Collected data –
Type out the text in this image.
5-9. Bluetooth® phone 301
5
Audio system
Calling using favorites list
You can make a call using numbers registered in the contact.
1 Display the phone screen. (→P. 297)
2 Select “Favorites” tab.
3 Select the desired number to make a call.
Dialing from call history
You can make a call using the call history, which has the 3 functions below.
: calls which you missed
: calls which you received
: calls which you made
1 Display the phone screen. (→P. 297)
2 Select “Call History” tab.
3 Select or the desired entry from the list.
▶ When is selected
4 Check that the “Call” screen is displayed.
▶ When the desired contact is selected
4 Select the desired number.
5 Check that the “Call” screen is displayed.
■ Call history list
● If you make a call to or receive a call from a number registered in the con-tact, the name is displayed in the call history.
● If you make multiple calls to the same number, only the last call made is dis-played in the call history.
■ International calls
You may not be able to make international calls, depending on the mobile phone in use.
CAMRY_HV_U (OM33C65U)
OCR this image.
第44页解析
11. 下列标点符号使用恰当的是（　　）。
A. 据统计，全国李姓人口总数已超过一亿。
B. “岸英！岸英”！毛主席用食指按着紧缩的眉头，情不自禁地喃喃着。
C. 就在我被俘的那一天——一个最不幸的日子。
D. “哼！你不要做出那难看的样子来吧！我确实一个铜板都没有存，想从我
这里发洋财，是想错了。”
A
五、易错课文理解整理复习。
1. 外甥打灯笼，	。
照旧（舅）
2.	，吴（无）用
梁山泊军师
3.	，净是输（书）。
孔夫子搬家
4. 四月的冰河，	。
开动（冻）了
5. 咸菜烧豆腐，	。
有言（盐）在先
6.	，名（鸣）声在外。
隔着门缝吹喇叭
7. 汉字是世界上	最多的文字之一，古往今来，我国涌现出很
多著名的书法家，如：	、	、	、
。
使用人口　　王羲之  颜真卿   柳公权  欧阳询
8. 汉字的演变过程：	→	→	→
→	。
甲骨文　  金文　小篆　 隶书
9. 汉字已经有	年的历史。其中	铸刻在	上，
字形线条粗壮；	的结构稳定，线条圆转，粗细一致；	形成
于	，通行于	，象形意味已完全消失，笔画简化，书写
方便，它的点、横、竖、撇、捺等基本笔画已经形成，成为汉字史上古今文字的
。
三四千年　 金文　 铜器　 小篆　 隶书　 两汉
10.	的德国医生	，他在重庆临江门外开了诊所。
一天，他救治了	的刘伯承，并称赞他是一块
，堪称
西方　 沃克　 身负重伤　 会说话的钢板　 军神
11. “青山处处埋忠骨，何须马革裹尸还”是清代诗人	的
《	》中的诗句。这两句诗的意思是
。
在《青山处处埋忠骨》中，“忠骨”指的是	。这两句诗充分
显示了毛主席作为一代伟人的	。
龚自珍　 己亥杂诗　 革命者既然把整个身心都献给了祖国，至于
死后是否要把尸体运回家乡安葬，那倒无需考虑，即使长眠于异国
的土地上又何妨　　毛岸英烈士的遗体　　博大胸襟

Task requirements – Reproduce each entry above exactly, keeping every word.

Exercise solution –
Type out the text in this image.
5-9. Bluetooth® phone 301
5
Audio system
Calling using favorites list
You can make a call using numbers registered in the contact.
1 Display the phone screen. (→P. 297)
2 Select “Favorites” tab.
3 Select the desired number to make a call.
Dialing from call history
You can make a call using the call history, which has the 3 functions below.
: calls which you missed
: calls which you received
: calls which you made
1 Display the phone screen. (→P. 297)
2 Select “Call History” tab.
3 Select or the desired entry from the list.
▶ When is selected
4 Check that the “Call” screen is displayed.
▶ When the desired contact is selected
4 Select the desired number.
5 Check that the “Call” screen is displayed.
■ Call history list
● If you make a call to or receive a call from a number registered in the con-tact, the name is displayed in the call history.
● If you make multiple calls to the same number, only the last call made is dis-played in the call history.
■ International calls
You may not be able to make international calls, depending on the mobile phone in use.
CAMRY_HV_U (OM33C65U)
OCR this image.
第44页解析
11. 下列标点符号使用恰当的是（　　）。
A. 据统计，全国李姓人口总数已超过一亿。
B. “岸英！岸英”！毛主席用食指按着紧缩的眉头，情不自禁地喃喃着。
C. 就在我被俘的那一天——一个最不幸的日子。
D. “哼！你不要做出那难看的样子来吧！我确实一个铜板都没有存，想从我
这里发洋财，是想错了。”
A
五、易错课文理解整理复习。
1. 外甥打灯笼，	。
照旧（舅）
2.	，吴（无）用
梁山泊军师
3.	，净是输（书）。
孔夫子搬家
4. 四月的冰河，	。
开动（冻）了
5. 咸菜烧豆腐，	。
有言（盐）在先
6.	，名（鸣）声在外。
隔着门缝吹喇叭
7. 汉字是世界上	最多的文字之一，古往今来，我国涌现出很
多著名的书法家，如：	、	、	、
。
使用人口　　王羲之  颜真卿   柳公权  欧阳询
8. 汉字的演变过程：	→	→	→
→	。
甲骨文　  金文　小篆　 隶书
9. 汉字已经有	年的历史。其中	铸刻在	上，
字形线条粗壮；	的结构稳定，线条圆转，粗细一致；	形成
于	，通行于	，象形意味已完全消失，笔画简化，书写
方便，它的点、横、竖、撇、捺等基本笔画已经形成，成为汉字史上古今文字的
。
三四千年　 金文　 铜器　 小篆　 隶书　 两汉
10.	的德国医生	，他在重庆临江门外开了诊所。
一天，他救治了	的刘伯承，并称赞他是一块
，堪称
西方　 沃克　 身负重伤　 会说话的钢板　 军神
11. “青山处处埋忠骨，何须马革裹尸还”是清代诗人	的
《	》中的诗句。这两句诗的意思是
。
在《青山处处埋忠骨》中，“忠骨”指的是	。这两句诗充分
显示了毛主席作为一代伟人的	。
龚自珍　 己亥杂诗　 革命者既然把整个身心都献给了祖国，至于
死后是否要把尸体运回家乡安葬，那倒无需考虑，即使长眠于异国
的土地上又何妨　　毛岸英烈士的遗体　　博大胸襟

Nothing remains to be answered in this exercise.